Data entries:
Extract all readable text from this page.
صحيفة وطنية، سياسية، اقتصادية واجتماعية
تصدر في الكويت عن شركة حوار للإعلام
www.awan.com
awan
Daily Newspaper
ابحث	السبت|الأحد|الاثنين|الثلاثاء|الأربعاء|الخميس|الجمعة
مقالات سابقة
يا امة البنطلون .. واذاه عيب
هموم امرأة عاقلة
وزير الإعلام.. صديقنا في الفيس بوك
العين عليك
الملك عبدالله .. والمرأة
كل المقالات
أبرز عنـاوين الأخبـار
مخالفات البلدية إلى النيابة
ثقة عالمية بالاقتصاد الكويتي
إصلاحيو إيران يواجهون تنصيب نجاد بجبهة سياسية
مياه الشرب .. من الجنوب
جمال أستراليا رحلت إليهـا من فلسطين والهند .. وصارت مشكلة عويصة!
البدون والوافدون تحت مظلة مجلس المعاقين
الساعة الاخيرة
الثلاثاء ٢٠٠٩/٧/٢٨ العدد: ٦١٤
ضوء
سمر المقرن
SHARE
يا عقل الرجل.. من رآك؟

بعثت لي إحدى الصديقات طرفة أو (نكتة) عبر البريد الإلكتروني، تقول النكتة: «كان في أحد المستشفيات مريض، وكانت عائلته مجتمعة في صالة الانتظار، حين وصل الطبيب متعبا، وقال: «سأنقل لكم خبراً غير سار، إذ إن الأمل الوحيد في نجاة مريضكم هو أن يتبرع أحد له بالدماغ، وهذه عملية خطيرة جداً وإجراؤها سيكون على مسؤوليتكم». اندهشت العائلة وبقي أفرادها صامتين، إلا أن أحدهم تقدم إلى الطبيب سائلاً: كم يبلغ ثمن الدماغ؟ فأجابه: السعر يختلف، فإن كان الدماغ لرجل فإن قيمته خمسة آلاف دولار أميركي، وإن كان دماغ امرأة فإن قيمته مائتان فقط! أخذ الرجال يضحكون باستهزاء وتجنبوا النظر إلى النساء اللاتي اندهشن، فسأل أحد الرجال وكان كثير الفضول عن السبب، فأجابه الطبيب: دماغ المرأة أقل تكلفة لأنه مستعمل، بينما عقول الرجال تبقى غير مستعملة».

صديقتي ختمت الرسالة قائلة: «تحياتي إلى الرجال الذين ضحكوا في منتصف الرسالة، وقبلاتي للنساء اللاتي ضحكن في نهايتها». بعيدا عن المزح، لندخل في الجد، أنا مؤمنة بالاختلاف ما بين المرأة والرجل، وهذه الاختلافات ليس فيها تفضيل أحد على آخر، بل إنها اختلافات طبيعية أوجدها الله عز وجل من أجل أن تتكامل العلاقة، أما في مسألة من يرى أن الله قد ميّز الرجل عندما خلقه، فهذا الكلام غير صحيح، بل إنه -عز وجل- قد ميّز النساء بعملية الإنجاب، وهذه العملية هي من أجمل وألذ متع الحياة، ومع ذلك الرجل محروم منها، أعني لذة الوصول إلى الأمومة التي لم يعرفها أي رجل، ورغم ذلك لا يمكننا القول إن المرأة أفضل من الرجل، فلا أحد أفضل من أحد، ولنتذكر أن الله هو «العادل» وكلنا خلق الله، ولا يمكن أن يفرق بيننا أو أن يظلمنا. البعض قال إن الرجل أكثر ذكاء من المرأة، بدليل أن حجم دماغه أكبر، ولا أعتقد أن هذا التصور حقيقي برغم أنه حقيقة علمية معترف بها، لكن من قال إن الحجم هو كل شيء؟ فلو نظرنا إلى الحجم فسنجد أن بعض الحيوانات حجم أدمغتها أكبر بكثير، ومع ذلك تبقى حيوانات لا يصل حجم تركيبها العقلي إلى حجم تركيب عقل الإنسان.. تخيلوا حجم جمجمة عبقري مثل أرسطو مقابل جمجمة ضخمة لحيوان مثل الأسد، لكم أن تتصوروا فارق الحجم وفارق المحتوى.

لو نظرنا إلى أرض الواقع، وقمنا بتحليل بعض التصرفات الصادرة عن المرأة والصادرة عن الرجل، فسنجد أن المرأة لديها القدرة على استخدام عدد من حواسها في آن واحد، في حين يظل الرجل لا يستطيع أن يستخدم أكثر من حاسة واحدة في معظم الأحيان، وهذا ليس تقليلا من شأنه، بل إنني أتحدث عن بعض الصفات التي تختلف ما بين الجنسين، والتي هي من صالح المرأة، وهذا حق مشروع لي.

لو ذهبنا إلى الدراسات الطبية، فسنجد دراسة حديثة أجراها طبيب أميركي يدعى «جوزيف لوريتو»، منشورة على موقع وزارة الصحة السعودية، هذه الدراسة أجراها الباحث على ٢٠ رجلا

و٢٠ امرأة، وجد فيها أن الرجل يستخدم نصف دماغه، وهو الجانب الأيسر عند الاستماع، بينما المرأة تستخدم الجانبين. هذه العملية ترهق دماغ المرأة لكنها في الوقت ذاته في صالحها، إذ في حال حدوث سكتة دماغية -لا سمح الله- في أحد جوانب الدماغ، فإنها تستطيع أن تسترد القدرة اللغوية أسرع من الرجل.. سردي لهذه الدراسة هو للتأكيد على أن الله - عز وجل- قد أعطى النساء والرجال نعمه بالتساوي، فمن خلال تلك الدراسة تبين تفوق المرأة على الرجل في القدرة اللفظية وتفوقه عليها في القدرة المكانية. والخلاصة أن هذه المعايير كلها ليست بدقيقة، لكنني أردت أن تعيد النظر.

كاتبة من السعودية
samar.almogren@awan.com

Problem requirements: Return all of the entries word for word.

Response for this exercise:
Extract all readable text from this page.
صحيفة وطنية، سياسية، اقتصادية واجتماعية
تصدر في الكويت عن شركة حوار للإعلام
www.awan.com
awan
Daily Newspaper
ابحث	السبت|الأحد|الاثنين|الثلاثاء|الأربعاء|الخميس|الجمعة
مقالات سابقة
يا امة البنطلون .. واذاه عيب
هموم امرأة عاقلة
وزير الإعلام.. صديقنا في الفيس بوك
العين عليك
الملك عبدالله .. والمرأة
كل المقالات
أبرز عنـاوين الأخبـار
مخالفات البلدية إلى النيابة
ثقة عالمية بالاقتصاد الكويتي
إصلاحيو إيران يواجهون تنصيب نجاد بجبهة سياسية
مياه الشرب .. من الجنوب
جمال أستراليا رحلت إليهـا من فلسطين والهند .. وصارت مشكلة عويصة!
البدون والوافدون تحت مظلة مجلس المعاقين
الساعة الاخيرة
الثلاثاء ٢٠٠٩/٧/٢٨ العدد: ٦١٤
ضوء
سمر المقرن
SHARE
يا عقل الرجل.. من رآك؟

بعثت لي إحدى الصديقات طرفة أو (نكتة) عبر البريد الإلكتروني، تقول النكتة: «كان في أحد المستشفيات مريض، وكانت عائلته مجتمعة في صالة الانتظار، حين وصل الطبيب متعبا، وقال: «سأنقل لكم خبراً غير سار، إذ إن الأمل الوحيد في نجاة مريضكم هو أن يتبرع أحد له بالدماغ، وهذه عملية خطيرة جداً وإجراؤها سيكون على مسؤوليتكم». اندهشت العائلة وبقي أفرادها صامتين، إلا أن أحدهم تقدم إلى الطبيب سائلاً: كم يبلغ ثمن الدماغ؟ فأجابه: السعر يختلف، فإن كان الدماغ لرجل فإن قيمته خمسة آلاف دولار أميركي، وإن كان دماغ امرأة فإن قيمته مائتان فقط! أخذ الرجال يضحكون باستهزاء وتجنبوا النظر إلى النساء اللاتي اندهشن، فسأل أحد الرجال وكان كثير الفضول عن السبب، فأجابه الطبيب: دماغ المرأة أقل تكلفة لأنه مستعمل، بينما عقول الرجال تبقى غير مستعملة».

صديقتي ختمت الرسالة قائلة: «تحياتي إلى الرجال الذين ضحكوا في منتصف الرسالة، وقبلاتي للنساء اللاتي ضحكن في نهايتها». بعيدا عن المزح، لندخل في الجد، أنا مؤمنة بالاختلاف ما بين المرأة والرجل، وهذه الاختلافات ليس فيها تفضيل أحد على آخر، بل إنها اختلافات طبيعية أوجدها الله عز وجل من أجل أن تتكامل العلاقة، أما في مسألة من يرى أن الله قد ميّز الرجل عندما خلقه، فهذا الكلام غير صحيح، بل إنه -عز وجل- قد ميّز النساء بعملية الإنجاب، وهذه العملية هي من أجمل وألذ متع الحياة، ومع ذلك الرجل محروم منها، أعني لذة الوصول إلى الأمومة التي لم يعرفها أي رجل، ورغم ذلك لا يمكننا القول إن المرأة أفضل من الرجل، فلا أحد أفضل من أحد، ولنتذكر أن الله هو «العادل» وكلنا خلق الله، ولا يمكن أن يفرق بيننا أو أن يظلمنا. البعض قال إن الرجل أكثر ذكاء من المرأة، بدليل أن حجم دماغه أكبر، ولا أعتقد أن هذا التصور حقيقي برغم أنه حقيقة علمية معترف بها، لكن من قال إن الحجم هو كل شيء؟ فلو نظرنا إلى الحجم فسنجد أن بعض الحيوانات حجم أدمغتها أكبر بكثير، ومع ذلك تبقى حيوانات لا يصل حجم تركيبها العقلي إلى حجم تركيب عقل الإنسان.. تخيلوا حجم جمجمة عبقري مثل أرسطو مقابل جمجمة ضخمة لحيوان مثل الأسد، لكم أن تتصوروا فارق الحجم وفارق المحتوى.

لو نظرنا إلى أرض الواقع، وقمنا بتحليل بعض التصرفات الصادرة عن المرأة والصادرة عن الرجل، فسنجد أن المرأة لديها القدرة على استخدام عدد من حواسها في آن واحد، في حين يظل الرجل لا يستطيع أن يستخدم أكثر من حاسة واحدة في معظم الأحيان، وهذا ليس تقليلا من شأنه، بل إنني أتحدث عن بعض الصفات التي تختلف ما بين الجنسين، والتي هي من صالح المرأة، وهذا حق مشروع لي.

لو ذهبنا إلى الدراسات الطبية، فسنجد دراسة حديثة أجراها طبيب أميركي يدعى «جوزيف لوريتو»، منشورة على موقع وزارة الصحة السعودية، هذه الدراسة أجراها الباحث على ٢٠ رجلا

و٢٠ امرأة، وجد فيها أن الرجل يستخدم نصف دماغه، وهو الجانب الأيسر عند الاستماع، بينما المرأة تستخدم الجانبين. هذه العملية ترهق دماغ المرأة لكنها في الوقت ذاته في صالحها، إذ في حال حدوث سكتة دماغية -لا سمح الله- في أحد جوانب الدماغ، فإنها تستطيع أن تسترد القدرة اللغوية أسرع من الرجل.. سردي لهذه الدراسة هو للتأكيد على أن الله - عز وجل- قد أعطى النساء والرجال نعمه بالتساوي، فمن خلال تلك الدراسة تبين تفوق المرأة على الرجل في القدرة اللفظية وتفوقه عليها في القدرة المكانية. والخلاصة أن هذه المعايير كلها ليست بدقيقة، لكنني أردت أن تعيد النظر.

كاتبة من السعودية
samar.almogren@awan.com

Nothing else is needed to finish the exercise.